> _Provided material_:
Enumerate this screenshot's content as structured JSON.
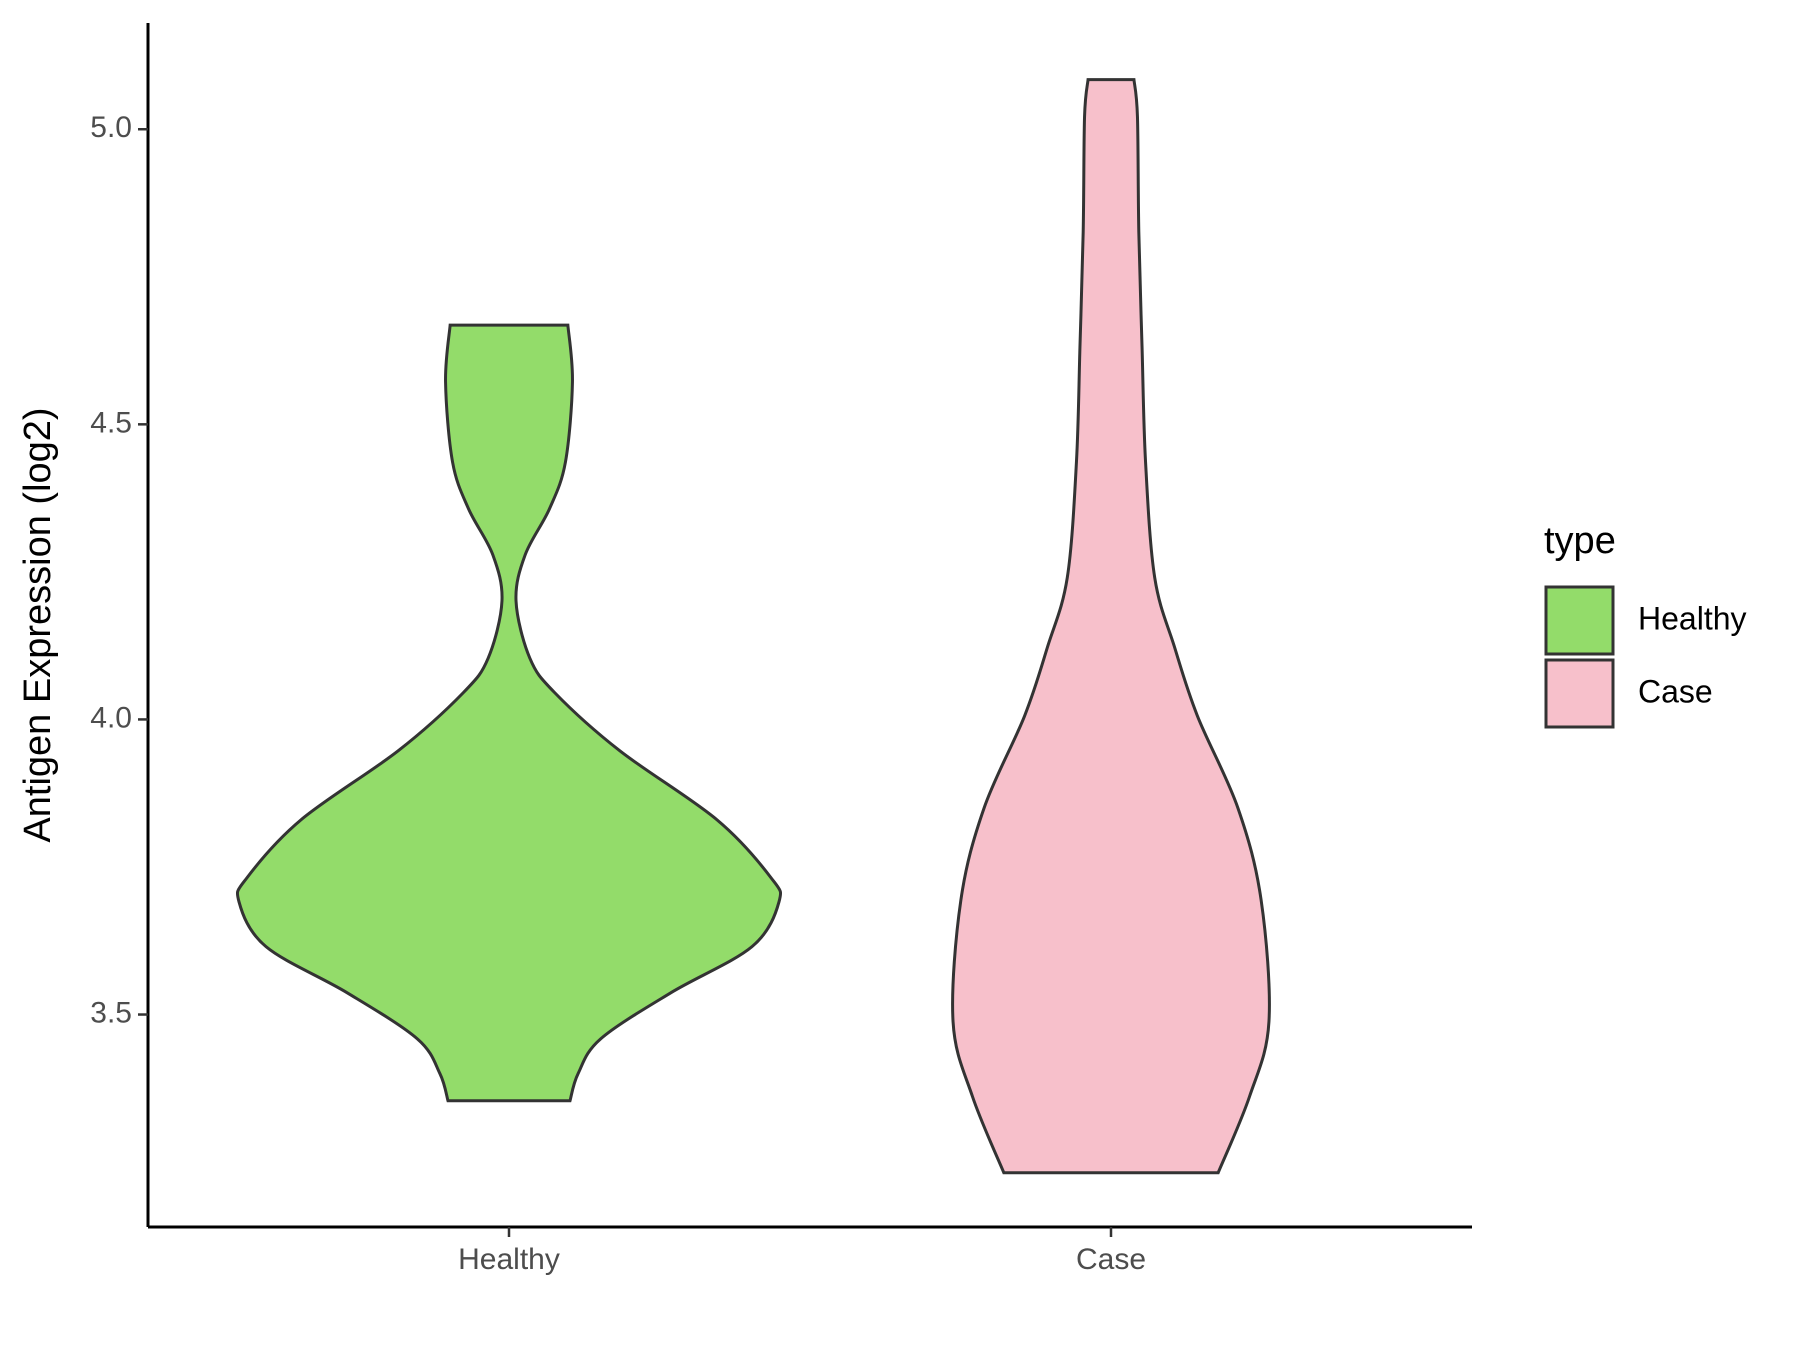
{
  "chart_data": {
    "type": "violin",
    "y_label": "Antigen Expression (log2)",
    "categories": [
      "Healthy",
      "Case"
    ],
    "ylim": [
      3.14,
      5.18
    ],
    "yticks": [
      3.5,
      {
        "value": 4,
        "label": "4.0"
      },
      4.5,
      {
        "value": 5,
        "label": "5.0"
      }
    ],
    "legend_title": "type",
    "legend_position": "right",
    "series": [
      {
        "name": "Healthy",
        "color": "#93dc6a",
        "y": [
          4.668,
          4.572,
          4.436,
          4.357,
          4.279,
          4.201,
          4.104,
          4.045,
          3.947,
          3.83,
          3.732,
          3.691,
          3.615,
          3.537,
          3.459,
          3.4,
          3.354
        ],
        "width": [
          0.218,
          0.235,
          0.209,
          0.15,
          0.06,
          0.026,
          0.077,
          0.17,
          0.41,
          0.77,
          0.97,
          1,
          0.9,
          0.6,
          0.34,
          0.256,
          0.226
        ]
      },
      {
        "name": "Case",
        "color": "#f7c0cb",
        "y": [
          5.084,
          5.021,
          4.826,
          4.631,
          4.436,
          4.24,
          4.123,
          4.006,
          3.85,
          3.694,
          3.488,
          3.361,
          3.232
        ],
        "width": [
          0.085,
          0.098,
          0.103,
          0.115,
          0.128,
          0.162,
          0.235,
          0.32,
          0.47,
          0.556,
          0.585,
          0.513,
          0.397
        ]
      }
    ]
  }
}
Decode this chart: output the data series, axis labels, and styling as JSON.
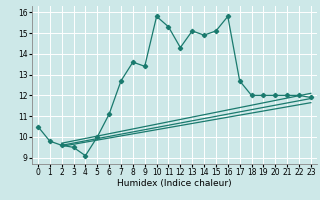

> _Short problem_: Set down every record once more, word for word, without pictures.

> _Solution for this exercise_:
Enumerate this screenshot's content as structured JSON.
{
  "chart_data": {
    "type": "violin",
    "y_label": "Antigen Expression (log2)",
    "categories": [
      "Healthy",
      "Case"
    ],
    "ylim": [
      3.14,
      5.18
    ],
    "yticks": [
      3.5,
      {
        "value": 4,
        "label": "4.0"
      },
      4.5,
      {
        "value": 5,
        "label": "5.0"
      }
    ],
    "legend_title": "type",
    "legend_position": "right",
    "series": [
      {
        "name": "Healthy",
        "color": "#93dc6a",
        "y": [
          4.668,
          4.572,
          4.436,
          4.357,
          4.279,
          4.201,
          4.104,
          4.045,
          3.947,
          3.83,
          3.732,
          3.691,
          3.615,
          3.537,
          3.459,
          3.4,
          3.354
        ],
        "width": [
          0.218,
          0.235,
          0.209,
          0.15,
          0.06,
          0.026,
          0.077,
          0.17,
          0.41,
          0.77,
          0.97,
          1,
          0.9,
          0.6,
          0.34,
          0.256,
          0.226
        ]
      },
      {
        "name": "Case",
        "color": "#f7c0cb",
        "y": [
          5.084,
          5.021,
          4.826,
          4.631,
          4.436,
          4.24,
          4.123,
          4.006,
          3.85,
          3.694,
          3.488,
          3.361,
          3.232
        ],
        "width": [
          0.085,
          0.098,
          0.103,
          0.115,
          0.128,
          0.162,
          0.235,
          0.32,
          0.47,
          0.556,
          0.585,
          0.513,
          0.397
        ]
      }
    ]
  }
}
Decode this chart: output the data series, axis labels, and styling as JSON.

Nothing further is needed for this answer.